┏━━

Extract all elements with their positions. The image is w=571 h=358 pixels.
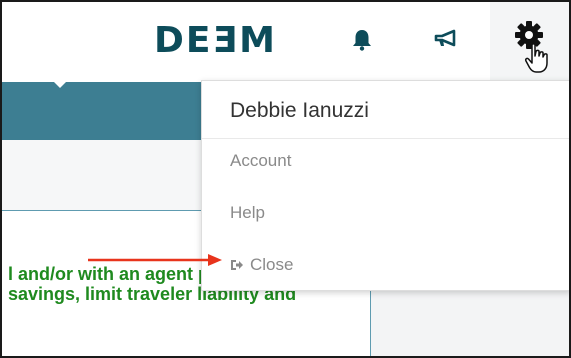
announcements-button[interactable] [428,22,464,56]
menu-item-close[interactable]: Close [230,255,293,275]
annotation-arrow [88,254,222,266]
menu-item-label: Account [230,151,292,170]
menu-item-label: Close [250,255,294,274]
top-header: DEƎM [2,2,569,83]
user-name: Debbie Ianuzzi [230,99,369,122]
hand-cursor-icon [525,43,548,73]
deem-logo[interactable]: DEƎM [154,19,277,61]
navigation-band [2,82,202,140]
menu-item-label: Help [230,203,265,222]
notifications-button[interactable] [346,24,378,56]
app-window: DEƎM l and/or with an agent per company … [0,0,571,358]
megaphone-icon [434,29,456,47]
menu-item-account[interactable]: Account [230,151,291,171]
user-menu-dropdown: Debbie Ianuzzi Account Help Close [201,80,569,291]
sign-out-icon [231,260,243,270]
menu-item-help[interactable]: Help [230,203,265,223]
logo-text: DEƎM [154,19,277,61]
menu-divider [202,138,569,139]
nav-pointer [54,82,66,88]
bell-icon [353,30,371,51]
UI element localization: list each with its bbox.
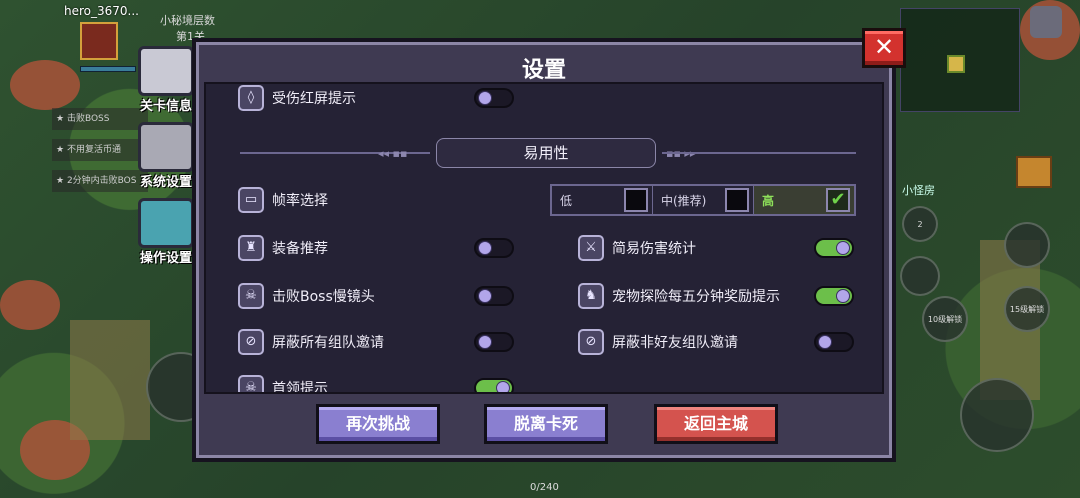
wrench-icon xyxy=(138,122,194,172)
setting-row: ☠ 击败Boss慢镜头 xyxy=(238,282,375,310)
setting-row: ♜ 装备推荐 xyxy=(238,234,328,262)
tree-decoration xyxy=(0,280,60,330)
block-team-icon: ⊘ xyxy=(238,329,264,355)
room-label: 小怪房 xyxy=(902,184,935,197)
checkmark-icon[interactable]: ✔ xyxy=(826,188,850,212)
setting-label: 屏蔽所有组队邀请 xyxy=(272,335,384,351)
checkbox[interactable] xyxy=(725,188,749,212)
toggle-boss-slow-motion[interactable] xyxy=(474,286,514,306)
fps-icon: ▭ xyxy=(238,187,264,213)
tab-system-settings[interactable]: 系统设置 xyxy=(134,122,198,194)
player-name: hero_3670... xyxy=(64,4,139,18)
toggle-pet-reward-alert[interactable] xyxy=(814,286,854,306)
setting-row: ⊘ 屏蔽非好友组队邀请 xyxy=(578,328,738,356)
setting-label: 简易伤害统计 xyxy=(612,241,696,257)
divider-ornament: ◂◂ ▪▪ xyxy=(378,147,408,160)
setting-label: 击败Boss慢镜头 xyxy=(272,289,375,305)
skill-slot[interactable] xyxy=(900,256,940,296)
minimap[interactable] xyxy=(900,8,1020,112)
sword-icon: ⚔ xyxy=(578,235,604,261)
setting-row: ⊘ 屏蔽所有组队邀请 xyxy=(238,328,384,356)
dirt-path xyxy=(70,320,150,440)
fps-option-low[interactable]: 低 xyxy=(552,186,653,214)
grid-menu-icon[interactable] xyxy=(1030,6,1062,38)
setting-label: 宠物探险每五分钟奖励提示 xyxy=(612,289,780,305)
settings-panel[interactable]: ◊ 受伤红屏提示 ◂◂ ▪▪ 易用性 ▪▪ ▸▸ ▭ 帧率选择 低 中(推荐) … xyxy=(204,82,884,394)
xp-text: 0/240 xyxy=(530,482,559,493)
setting-row: ☠ 首领提示 xyxy=(238,374,328,394)
fps-option-medium[interactable]: 中(推荐) xyxy=(653,186,754,214)
tab-label: 关卡信息 xyxy=(139,99,192,114)
tab-level-info[interactable]: 关卡信息 xyxy=(134,46,198,118)
health-bar xyxy=(80,66,136,72)
skill-slot-locked[interactable]: 15级解锁 xyxy=(1004,286,1050,332)
toggle-damage-stats[interactable] xyxy=(814,238,854,258)
setting-label: 受伤红屏提示 xyxy=(272,91,356,107)
side-tabs: 关卡信息 系统设置 操作设置 xyxy=(134,46,198,274)
tab-label: 操作设置 xyxy=(139,251,192,266)
gamepad-icon xyxy=(138,198,194,248)
layer-label: 小秘境层数 xyxy=(160,14,215,27)
close-icon[interactable]: ✕ xyxy=(862,28,906,68)
boss-icon: ☠ xyxy=(238,283,264,309)
skull-icon xyxy=(138,46,194,96)
toggle-hurt-red-screen[interactable] xyxy=(474,88,514,108)
setting-row: ♞ 宠物探险每五分钟奖励提示 xyxy=(578,282,780,310)
section-header: 易用性 xyxy=(436,138,656,168)
setting-row: ◊ 受伤红屏提示 xyxy=(238,84,356,112)
setting-label: 屏蔽非好友组队邀请 xyxy=(612,335,738,351)
checkbox[interactable] xyxy=(624,188,648,212)
minimap-room xyxy=(947,55,965,73)
setting-label: 装备推荐 xyxy=(272,241,328,257)
toggle-block-all-invites[interactable] xyxy=(474,332,514,352)
dialog-title: 设置 xyxy=(521,58,566,83)
armor-icon: ♜ xyxy=(238,235,264,261)
divider-line xyxy=(662,152,856,154)
setting-label: 首领提示 xyxy=(272,381,328,394)
toggle-equipment-recommend[interactable] xyxy=(474,238,514,258)
droplet-icon: ◊ xyxy=(238,85,264,111)
tree-decoration xyxy=(10,60,80,110)
skill-slot[interactable]: 2 xyxy=(902,206,938,242)
tab-label: 系统设置 xyxy=(139,175,192,190)
setting-row: ⚔ 简易伤害统计 xyxy=(578,234,696,262)
toggle-boss-alert[interactable] xyxy=(474,378,514,392)
settings-dialog: 设置 ◊ 受伤红屏提示 ◂◂ ▪▪ 易用性 ▪▪ ▸▸ ▭ 帧率选择 低 中(推… xyxy=(192,38,896,462)
tab-control-settings[interactable]: 操作设置 xyxy=(134,198,198,270)
fps-selector: 低 中(推荐) 高 ✔ xyxy=(550,184,856,216)
skill-slot-locked[interactable]: 10级解锁 xyxy=(922,296,968,342)
skill-slot[interactable] xyxy=(1004,222,1050,268)
return-city-button[interactable]: 返回主城 xyxy=(654,404,778,444)
chest-icon[interactable] xyxy=(1016,156,1052,188)
avatar[interactable] xyxy=(80,22,118,60)
pet-icon: ♞ xyxy=(578,283,604,309)
setting-label: 帧率选择 xyxy=(272,193,328,209)
toggle-block-non-friend-invites[interactable] xyxy=(814,332,854,352)
fps-option-high[interactable]: 高 ✔ xyxy=(754,186,854,214)
retry-button[interactable]: 再次挑战 xyxy=(316,404,440,444)
boss-alert-icon: ☠ xyxy=(238,375,264,392)
unstuck-button[interactable]: 脱离卡死 xyxy=(484,404,608,444)
setting-row: ▭ 帧率选择 xyxy=(238,186,328,214)
block-friend-icon: ⊘ xyxy=(578,329,604,355)
attack-button[interactable] xyxy=(960,378,1034,452)
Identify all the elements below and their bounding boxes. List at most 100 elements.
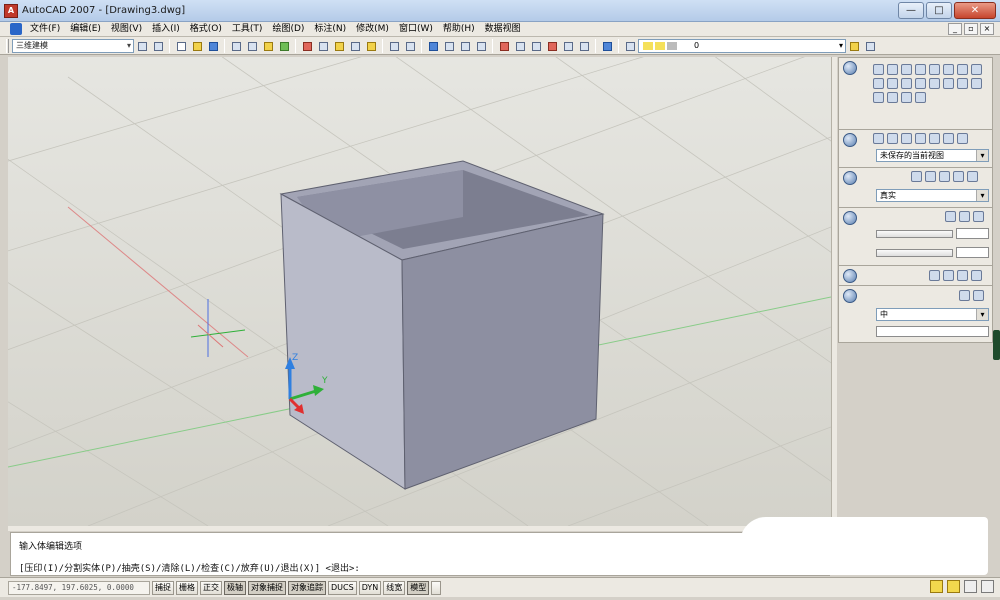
menu-file[interactable]: 文件(F) <box>25 22 65 37</box>
3d-make-panel-icon[interactable] <box>843 61 857 75</box>
lock-icon[interactable] <box>947 580 960 593</box>
dyn-toggle[interactable]: DYN <box>358 580 382 595</box>
3d-navigate-panel-icon[interactable] <box>843 133 857 147</box>
light-panel-icon[interactable] <box>843 211 857 225</box>
markup-icon[interactable] <box>561 39 575 53</box>
intersect-tool-icon[interactable] <box>873 92 884 103</box>
copy-icon[interactable] <box>316 39 330 53</box>
helix-tool-icon[interactable] <box>929 78 940 89</box>
warning-icon[interactable] <box>930 580 943 593</box>
sweep-tool-icon[interactable] <box>887 78 898 89</box>
subtract-tool-icon[interactable] <box>971 78 982 89</box>
perspective-icon[interactable] <box>957 133 968 144</box>
menu-insert[interactable]: 插入(I) <box>147 22 185 37</box>
snap-toggle[interactable]: 捕捉 <box>152 580 174 595</box>
torus-tool-icon[interactable] <box>943 64 954 75</box>
render-window-icon[interactable] <box>973 290 984 301</box>
save-icon[interactable] <box>206 39 220 53</box>
new-icon[interactable] <box>174 39 188 53</box>
model-space-canvas[interactable]: Z Y <box>8 57 831 526</box>
layer-select[interactable]: 0 <box>638 38 846 53</box>
menu-help[interactable]: 帮助(H) <box>438 22 480 37</box>
doc-restore-button[interactable]: ▫ <box>964 23 978 35</box>
visual-style-select[interactable]: 真实 <box>876 189 989 202</box>
command-window[interactable]: 输入体编辑选项 [压印(I)/分割实体(P)/抽壳(S)/清除(L)/检查(C)… <box>10 532 830 576</box>
visual-style-panel-icon[interactable] <box>843 171 857 185</box>
section-tool-icon[interactable] <box>901 92 912 103</box>
cut-icon[interactable] <box>300 39 314 53</box>
wireframe-style-icon[interactable] <box>911 171 922 182</box>
3d-dwf-icon[interactable] <box>277 39 291 53</box>
revolve-tool-icon[interactable] <box>873 78 884 89</box>
union-tool-icon[interactable] <box>957 78 968 89</box>
layer-manager-icon[interactable] <box>623 39 637 53</box>
otrack-toggle[interactable]: 对象追踪 <box>288 580 326 595</box>
redo-icon[interactable] <box>403 39 417 53</box>
ducs-toggle[interactable]: DUCS <box>328 580 357 595</box>
calculator-icon[interactable] <box>577 39 591 53</box>
print-icon[interactable] <box>229 39 243 53</box>
coordinate-display[interactable]: -177.8497, 197.6025, 0.0000 <box>8 580 150 595</box>
drawing-viewport[interactable]: Z Y <box>8 57 831 526</box>
print-preview-icon[interactable] <box>245 39 259 53</box>
materials-icon[interactable] <box>929 270 940 281</box>
menu-modify[interactable]: 修改(M) <box>351 22 394 37</box>
render-quality-select[interactable]: 中 <box>876 308 989 321</box>
osnap-toggle[interactable]: 对象捕捉 <box>248 580 286 595</box>
doc-minimize-button[interactable]: _ <box>948 23 962 35</box>
make-layer-current-icon[interactable] <box>847 39 861 53</box>
menu-view[interactable]: 视图(V) <box>106 22 147 37</box>
default-light-icon[interactable] <box>945 211 956 222</box>
doc-close-button[interactable]: × <box>980 23 994 35</box>
3d-pan-icon[interactable] <box>887 133 898 144</box>
horizontal-scrollbar[interactable] <box>8 526 837 531</box>
3d-zoom-icon[interactable] <box>901 133 912 144</box>
minimize-button[interactable]: — <box>898 2 924 19</box>
layer-previous-icon[interactable] <box>863 39 877 53</box>
menu-dimension[interactable]: 标注(N) <box>309 22 351 37</box>
lineweight-toggle[interactable]: 线宽 <box>383 580 406 595</box>
walk-icon[interactable] <box>915 133 926 144</box>
contrast-value[interactable] <box>956 247 989 258</box>
planar-surface-tool-icon[interactable] <box>943 78 954 89</box>
clean-screen-icon[interactable] <box>981 580 994 593</box>
realistic-style-icon[interactable] <box>939 171 950 182</box>
toolbar-grip[interactable] <box>6 38 9 53</box>
loft-tool-icon[interactable] <box>901 78 912 89</box>
maximize-button[interactable]: □ <box>926 2 952 19</box>
paste-icon[interactable] <box>332 39 346 53</box>
publish-icon[interactable] <box>261 39 275 53</box>
slice-tool-icon[interactable] <box>887 92 898 103</box>
model-toggle[interactable]: 模型 <box>407 580 430 595</box>
material-map-icon[interactable] <box>957 270 968 281</box>
menu-format[interactable]: 格式(O) <box>185 22 227 37</box>
layout-nav-icon[interactable] <box>431 580 442 595</box>
contrast-slider[interactable] <box>876 249 953 257</box>
cone-tool-icon[interactable] <box>901 64 912 75</box>
3d-orbit-icon[interactable] <box>873 133 884 144</box>
vertical-scrollbar[interactable] <box>831 57 837 526</box>
extrude-tool-icon[interactable] <box>971 64 982 75</box>
properties-icon[interactable] <box>497 39 511 53</box>
fly-icon[interactable] <box>929 133 940 144</box>
menu-edit[interactable]: 编辑(E) <box>65 22 106 37</box>
grid-toggle[interactable]: 栅格 <box>176 580 198 595</box>
pyramid-tool-icon[interactable] <box>957 64 968 75</box>
presspull-tool-icon[interactable] <box>915 78 926 89</box>
cylinder-tool-icon[interactable] <box>929 64 940 75</box>
visual-style-manager-icon[interactable] <box>967 171 978 182</box>
block-editor-icon[interactable] <box>364 39 378 53</box>
render-panel-icon[interactable] <box>843 289 857 303</box>
zoom-realtime-icon[interactable] <box>442 39 456 53</box>
zoom-window-icon[interactable] <box>458 39 472 53</box>
3d-move-tool-icon[interactable] <box>915 92 926 103</box>
document-icon[interactable] <box>10 23 22 35</box>
match-properties-icon[interactable] <box>348 39 362 53</box>
design-center-icon[interactable] <box>513 39 527 53</box>
workspace-settings-icon[interactable] <box>135 39 149 53</box>
named-view-select[interactable]: 未保存的当前视图 <box>876 149 989 162</box>
planar-map-icon[interactable] <box>971 270 982 281</box>
zoom-previous-icon[interactable] <box>474 39 488 53</box>
render-icon[interactable] <box>959 290 970 301</box>
sun-icon[interactable] <box>973 211 984 222</box>
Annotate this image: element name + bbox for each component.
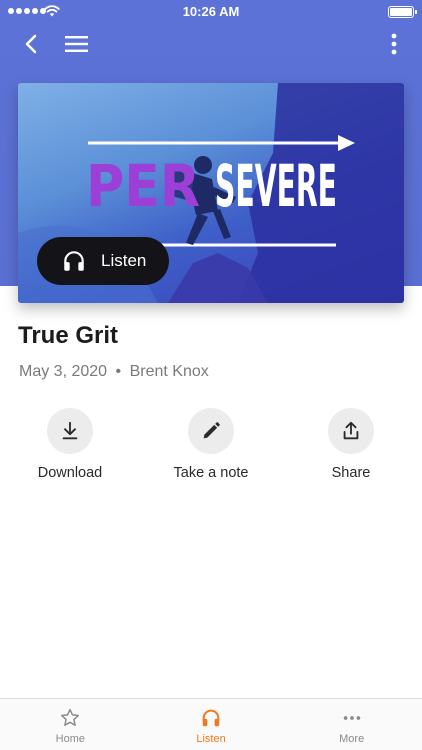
tab-more[interactable]: More	[281, 699, 422, 750]
bottom-tab-bar: Home Listen More	[0, 698, 422, 750]
listen-button-label: Listen	[101, 251, 147, 270]
tab-listen-label: Listen	[196, 733, 226, 745]
tab-home-label: Home	[55, 733, 85, 745]
share-circle	[328, 408, 374, 454]
headphones-icon	[64, 251, 84, 271]
sermon-date: May 3, 2020	[19, 363, 108, 380]
artwork-word-left: PER	[86, 152, 200, 220]
back-chevron-icon[interactable]	[18, 30, 46, 58]
download-label: Download	[37, 465, 103, 481]
take-note-button[interactable]: Take a note	[156, 408, 266, 481]
listen-button[interactable]: Listen	[37, 237, 169, 285]
sermon-meta: May 3, 2020 • Brent Knox	[19, 363, 209, 381]
share-label: Share	[331, 465, 371, 481]
more-horizontal-icon	[343, 716, 360, 720]
download-circle	[47, 408, 93, 454]
tab-more-label: More	[339, 733, 365, 745]
take-note-label: Take a note	[173, 465, 249, 481]
download-button[interactable]: Download	[15, 408, 125, 481]
tab-home[interactable]: Home	[0, 699, 141, 750]
hamburger-menu-icon[interactable]	[62, 30, 92, 58]
pencil-icon	[203, 422, 220, 439]
sermon-speaker: Brent Knox	[129, 363, 209, 380]
star-icon	[61, 708, 80, 726]
take-note-circle	[188, 408, 234, 454]
download-icon	[62, 421, 78, 440]
battery-icon	[388, 6, 417, 18]
sermon-title: True Grit	[18, 322, 119, 349]
more-vertical-icon[interactable]	[384, 30, 404, 58]
share-icon	[343, 421, 359, 440]
headphones-icon	[202, 709, 220, 727]
status-bar: 10:26 AM	[0, 0, 422, 24]
status-time: 10:26 AM	[182, 4, 240, 19]
tab-listen[interactable]: Listen	[141, 699, 282, 750]
artwork-word-right: SEVERE	[215, 152, 337, 220]
meta-separator: •	[115, 363, 122, 380]
share-button[interactable]: Share	[296, 408, 406, 481]
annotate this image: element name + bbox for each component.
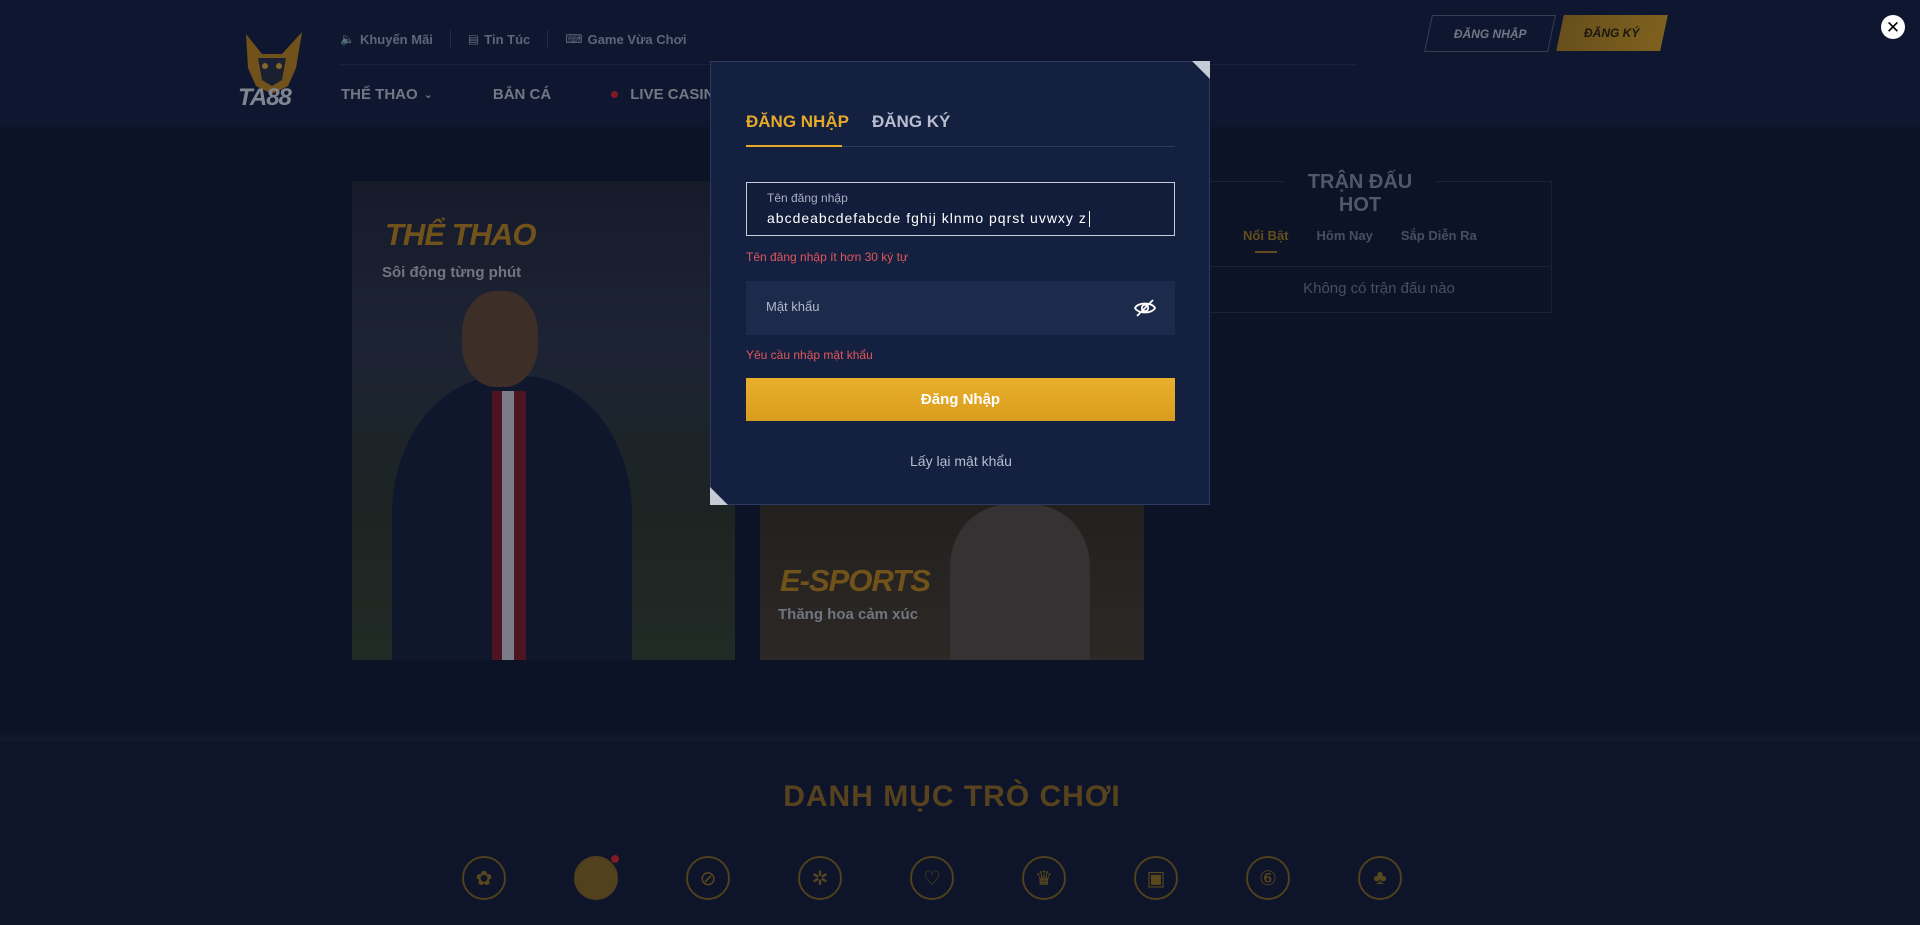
close-icon[interactable]: ✕ [1881,15,1905,39]
corner-decoration [710,487,728,505]
forgot-password-link[interactable]: Lấy lại mật khẩu [711,453,1211,469]
text-caret [1088,211,1090,228]
auth-tabs: ĐĂNG NHẬP ĐĂNG KÝ [746,112,1175,147]
username-error: Tên đăng nhập ít hơn 30 ký tự [746,250,909,264]
username-label: Tên đăng nhập [767,191,848,205]
login-modal: ĐĂNG NHẬP ĐĂNG KÝ Tên đăng nhập abcdeabc… [710,61,1210,505]
password-placeholder: Mật khẩu [766,299,820,314]
username-input[interactable]: abcdeabcdefabcde fghij klnmo pqrst uvwxy… [767,210,1090,228]
corner-decoration [1192,61,1210,79]
username-field[interactable]: Tên đăng nhập abcdeabcdefabcde fghij kln… [746,182,1175,236]
password-field[interactable]: Mật khẩu [746,281,1175,335]
username-value: abcdeabcdefabcde fghij klnmo pqrst uvwxy… [767,210,1087,226]
password-error: Yêu cầu nhập mật khẩu [746,348,873,362]
active-tab-indicator [746,145,842,147]
tab-register[interactable]: ĐĂNG KÝ [872,112,950,132]
login-submit-button[interactable]: Đăng Nhập [746,378,1175,421]
eye-slash-icon[interactable] [1133,296,1157,320]
tab-login[interactable]: ĐĂNG NHẬP [746,112,849,132]
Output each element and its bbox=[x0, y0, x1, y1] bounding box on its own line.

┗━━

● Problem: Copy out the entries above, unchanged, from the line containing "announcements-button[interactable] [428,22,464,56]" through the line containing "deem-logo[interactable]: DEƎM [154,19,277,61]", with both of those lines included.

● Complete output:
announcements-button[interactable] [428,22,464,56]
menu-item-close[interactable]: Close [230,255,293,275]
annotation-arrow [88,254,222,266]
menu-item-label: Account [230,151,292,170]
menu-item-label: Close [250,255,294,274]
top-header: DEƎM [2,2,569,83]
user-name: Debbie Ianuzzi [230,99,369,122]
hand-cursor-icon [525,43,548,73]
deem-logo[interactable]: DEƎM [154,19,277,61]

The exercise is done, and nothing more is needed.